● AIM OF THE EXERCISE
Quote all of the data below exactly, please.

● MATERIAL SHOWN

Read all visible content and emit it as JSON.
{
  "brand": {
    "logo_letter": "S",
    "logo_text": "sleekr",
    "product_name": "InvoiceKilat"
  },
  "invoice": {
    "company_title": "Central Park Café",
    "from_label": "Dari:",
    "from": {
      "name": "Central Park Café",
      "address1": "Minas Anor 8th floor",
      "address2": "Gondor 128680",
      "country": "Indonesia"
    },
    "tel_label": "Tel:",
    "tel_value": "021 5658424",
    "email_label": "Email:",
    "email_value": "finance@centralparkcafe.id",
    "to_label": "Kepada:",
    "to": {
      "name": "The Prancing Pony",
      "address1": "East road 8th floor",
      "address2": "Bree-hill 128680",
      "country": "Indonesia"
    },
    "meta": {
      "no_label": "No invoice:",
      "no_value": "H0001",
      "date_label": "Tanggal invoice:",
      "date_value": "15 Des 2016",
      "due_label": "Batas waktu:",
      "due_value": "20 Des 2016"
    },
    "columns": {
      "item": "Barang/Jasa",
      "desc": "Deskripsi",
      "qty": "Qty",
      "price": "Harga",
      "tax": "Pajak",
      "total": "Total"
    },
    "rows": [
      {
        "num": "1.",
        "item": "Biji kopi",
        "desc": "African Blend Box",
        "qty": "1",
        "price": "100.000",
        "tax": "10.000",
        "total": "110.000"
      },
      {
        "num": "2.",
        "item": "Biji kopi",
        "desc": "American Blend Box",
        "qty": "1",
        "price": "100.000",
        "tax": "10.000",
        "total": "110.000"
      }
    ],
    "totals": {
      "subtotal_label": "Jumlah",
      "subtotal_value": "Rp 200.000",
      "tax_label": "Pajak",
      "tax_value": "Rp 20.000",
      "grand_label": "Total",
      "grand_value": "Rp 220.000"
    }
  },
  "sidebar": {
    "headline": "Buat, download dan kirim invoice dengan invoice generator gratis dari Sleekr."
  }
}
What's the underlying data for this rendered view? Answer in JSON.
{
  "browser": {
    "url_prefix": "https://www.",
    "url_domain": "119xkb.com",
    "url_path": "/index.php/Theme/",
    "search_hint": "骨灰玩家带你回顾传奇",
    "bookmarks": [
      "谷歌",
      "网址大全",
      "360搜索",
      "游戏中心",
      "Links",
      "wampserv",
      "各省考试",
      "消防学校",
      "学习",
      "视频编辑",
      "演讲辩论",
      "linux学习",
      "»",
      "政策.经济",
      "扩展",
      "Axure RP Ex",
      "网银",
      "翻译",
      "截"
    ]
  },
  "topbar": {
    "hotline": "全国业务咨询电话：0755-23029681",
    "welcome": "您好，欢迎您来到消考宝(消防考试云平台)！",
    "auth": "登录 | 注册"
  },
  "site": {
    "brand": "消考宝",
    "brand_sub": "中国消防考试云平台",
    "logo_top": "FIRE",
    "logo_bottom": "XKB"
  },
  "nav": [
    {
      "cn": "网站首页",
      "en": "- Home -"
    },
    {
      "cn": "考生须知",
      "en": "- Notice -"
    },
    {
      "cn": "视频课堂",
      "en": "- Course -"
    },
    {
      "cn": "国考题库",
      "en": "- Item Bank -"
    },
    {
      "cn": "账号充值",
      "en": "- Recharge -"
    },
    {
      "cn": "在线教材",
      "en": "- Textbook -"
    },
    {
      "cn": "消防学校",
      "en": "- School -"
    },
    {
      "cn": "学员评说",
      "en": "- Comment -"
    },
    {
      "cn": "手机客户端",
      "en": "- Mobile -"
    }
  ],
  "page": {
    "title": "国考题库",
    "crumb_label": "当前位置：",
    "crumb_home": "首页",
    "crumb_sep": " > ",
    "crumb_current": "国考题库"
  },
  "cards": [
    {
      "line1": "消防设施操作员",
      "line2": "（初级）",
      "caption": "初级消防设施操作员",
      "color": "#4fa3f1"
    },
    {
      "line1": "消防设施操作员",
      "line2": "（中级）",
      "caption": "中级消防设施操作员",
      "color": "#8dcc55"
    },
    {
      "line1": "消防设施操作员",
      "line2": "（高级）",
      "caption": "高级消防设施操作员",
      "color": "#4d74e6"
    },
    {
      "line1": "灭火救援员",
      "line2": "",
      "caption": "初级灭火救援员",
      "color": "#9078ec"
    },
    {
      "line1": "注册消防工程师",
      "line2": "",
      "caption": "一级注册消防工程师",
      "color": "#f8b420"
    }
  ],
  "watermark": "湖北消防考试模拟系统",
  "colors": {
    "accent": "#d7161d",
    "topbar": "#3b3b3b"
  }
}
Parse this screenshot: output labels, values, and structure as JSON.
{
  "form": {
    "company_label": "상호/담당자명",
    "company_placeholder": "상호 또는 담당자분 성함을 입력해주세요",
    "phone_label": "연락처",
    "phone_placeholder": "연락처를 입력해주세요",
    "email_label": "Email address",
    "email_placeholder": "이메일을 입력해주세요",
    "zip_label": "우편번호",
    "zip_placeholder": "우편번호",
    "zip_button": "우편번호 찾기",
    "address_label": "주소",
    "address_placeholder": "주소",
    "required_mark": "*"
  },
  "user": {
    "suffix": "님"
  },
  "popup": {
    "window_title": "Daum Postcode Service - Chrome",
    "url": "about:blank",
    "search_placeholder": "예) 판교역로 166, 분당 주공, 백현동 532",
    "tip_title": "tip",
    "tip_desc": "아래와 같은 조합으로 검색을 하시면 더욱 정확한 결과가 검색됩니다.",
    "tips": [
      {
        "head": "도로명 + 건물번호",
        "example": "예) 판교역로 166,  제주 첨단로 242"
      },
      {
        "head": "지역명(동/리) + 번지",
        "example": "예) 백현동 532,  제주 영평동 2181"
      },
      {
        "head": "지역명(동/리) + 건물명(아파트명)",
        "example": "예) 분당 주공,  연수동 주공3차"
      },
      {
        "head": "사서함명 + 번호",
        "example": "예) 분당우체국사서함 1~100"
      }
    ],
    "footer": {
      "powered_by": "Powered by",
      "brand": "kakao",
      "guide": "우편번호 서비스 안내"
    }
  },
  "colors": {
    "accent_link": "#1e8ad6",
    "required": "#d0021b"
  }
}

● RESPONSE
Read all visible content and emit it as JSON.
{
  "brand": {
    "logo_letter": "S",
    "logo_text": "sleekr",
    "product_name": "InvoiceKilat"
  },
  "invoice": {
    "company_title": "Central Park Café",
    "from_label": "Dari:",
    "from": {
      "name": "Central Park Café",
      "address1": "Minas Anor 8th floor",
      "address2": "Gondor 128680",
      "country": "Indonesia"
    },
    "tel_label": "Tel:",
    "tel_value": "021 5658424",
    "email_label": "Email:",
    "email_value": "finance@centralparkcafe.id",
    "to_label": "Kepada:",
    "to": {
      "name": "The Prancing Pony",
      "address1": "East road 8th floor",
      "address2": "Bree-hill 128680",
      "country": "Indonesia"
    },
    "meta": {
      "no_label": "No invoice:",
      "no_value": "H0001",
      "date_label": "Tanggal invoice:",
      "date_value": "15 Des 2016",
      "due_label": "Batas waktu:",
      "due_value": "20 Des 2016"
    },
    "columns": {
      "item": "Barang/Jasa",
      "desc": "Deskripsi",
      "qty": "Qty",
      "price": "Harga",
      "tax": "Pajak",
      "total": "Total"
    },
    "rows": [
      {
        "num": "1.",
        "item": "Biji kopi",
        "desc": "African Blend Box",
        "qty": "1",
        "price": "100.000",
        "tax": "10.000",
        "total": "110.000"
      },
      {
        "num": "2.",
        "item": "Biji kopi",
        "desc": "American Blend Box",
        "qty": "1",
        "price": "100.000",
        "tax": "10.000",
        "total": "110.000"
      }
    ],
    "totals": {
      "subtotal_label": "Jumlah",
      "subtotal_value": "Rp 200.000",
      "tax_label": "Pajak",
      "tax_value": "Rp 20.000",
      "grand_label": "Total",
      "grand_value": "Rp 220.000"
    }
  },
  "sidebar": {
    "headline": "Buat, download dan kirim invoice dengan invoice generator gratis dari Sleekr."
  }
}
What's the underlying data for this rendered view? Answer in JSON.
{
  "browser": {
    "url_prefix": "https://www.",
    "url_domain": "119xkb.com",
    "url_path": "/index.php/Theme/",
    "search_hint": "骨灰玩家带你回顾传奇",
    "bookmarks": [
      "谷歌",
      "网址大全",
      "360搜索",
      "游戏中心",
      "Links",
      "wampserv",
      "各省考试",
      "消防学校",
      "学习",
      "视频编辑",
      "演讲辩论",
      "linux学习",
      "»",
      "政策.经济",
      "扩展",
      "Axure RP Ex",
      "网银",
      "翻译",
      "截"
    ]
  },
  "topbar": {
    "hotline": "全国业务咨询电话：0755-23029681",
    "welcome": "您好，欢迎您来到消考宝(消防考试云平台)！",
    "auth": "登录 | 注册"
  },
  "site": {
    "brand": "消考宝",
    "brand_sub": "中国消防考试云平台",
    "logo_top": "FIRE",
    "logo_bottom": "XKB"
  },
  "nav": [
    {
      "cn": "网站首页",
      "en": "- Home -"
    },
    {
      "cn": "考生须知",
      "en": "- Notice -"
    },
    {
      "cn": "视频课堂",
      "en": "- Course -"
    },
    {
      "cn": "国考题库",
      "en": "- Item Bank -"
    },
    {
      "cn": "账号充值",
      "en": "- Recharge -"
    },
    {
      "cn": "在线教材",
      "en": "- Textbook -"
    },
    {
      "cn": "消防学校",
      "en": "- School -"
    },
    {
      "cn": "学员评说",
      "en": "- Comment -"
    },
    {
      "cn": "手机客户端",
      "en": "- Mobile -"
    }
  ],
  "page": {
    "title": "国考题库",
    "crumb_label": "当前位置：",
    "crumb_home": "首页",
    "crumb_sep": " > ",
    "crumb_current": "国考题库"
  },
  "cards": [
    {
      "line1": "消防设施操作员",
      "line2": "（初级）",
      "caption": "初级消防设施操作员",
      "color": "#4fa3f1"
    },
    {
      "line1": "消防设施操作员",
      "line2": "（中级）",
      "caption": "中级消防设施操作员",
      "color": "#8dcc55"
    },
    {
      "line1": "消防设施操作员",
      "line2": "（高级）",
      "caption": "高级消防设施操作员",
      "color": "#4d74e6"
    },
    {
      "line1": "灭火救援员",
      "line2": "",
      "caption": "初级灭火救援员",
      "color": "#9078ec"
    },
    {
      "line1": "注册消防工程师",
      "line2": "",
      "caption": "一级注册消防工程师",
      "color": "#f8b420"
    }
  ],
  "watermark": "湖北消防考试模拟系统",
  "colors": {
    "accent": "#d7161d",
    "topbar": "#3b3b3b"
  }
}
Parse this screenshot: output labels, values, and structure as JSON.
{
  "form": {
    "company_label": "상호/담당자명",
    "company_placeholder": "상호 또는 담당자분 성함을 입력해주세요",
    "phone_label": "연락처",
    "phone_placeholder": "연락처를 입력해주세요",
    "email_label": "Email address",
    "email_placeholder": "이메일을 입력해주세요",
    "zip_label": "우편번호",
    "zip_placeholder": "우편번호",
    "zip_button": "우편번호 찾기",
    "address_label": "주소",
    "address_placeholder": "주소",
    "required_mark": "*"
  },
  "user": {
    "suffix": "님"
  },
  "popup": {
    "window_title": "Daum Postcode Service - Chrome",
    "url": "about:blank",
    "search_placeholder": "예) 판교역로 166, 분당 주공, 백현동 532",
    "tip_title": "tip",
    "tip_desc": "아래와 같은 조합으로 검색을 하시면 더욱 정확한 결과가 검색됩니다.",
    "tips": [
      {
        "head": "도로명 + 건물번호",
        "example": "예) 판교역로 166,  제주 첨단로 242"
      },
      {
        "head": "지역명(동/리) + 번지",
        "example": "예) 백현동 532,  제주 영평동 2181"
      },
      {
        "head": "지역명(동/리) + 건물명(아파트명)",
        "example": "예) 분당 주공,  연수동 주공3차"
      },
      {
        "head": "사서함명 + 번호",
        "example": "예) 분당우체국사서함 1~100"
      }
    ],
    "footer": {
      "powered_by": "Powered by",
      "brand": "kakao",
      "guide": "우편번호 서비스 안내"
    }
  },
  "colors": {
    "accent_link": "#1e8ad6",
    "required": "#d0021b"
  }
}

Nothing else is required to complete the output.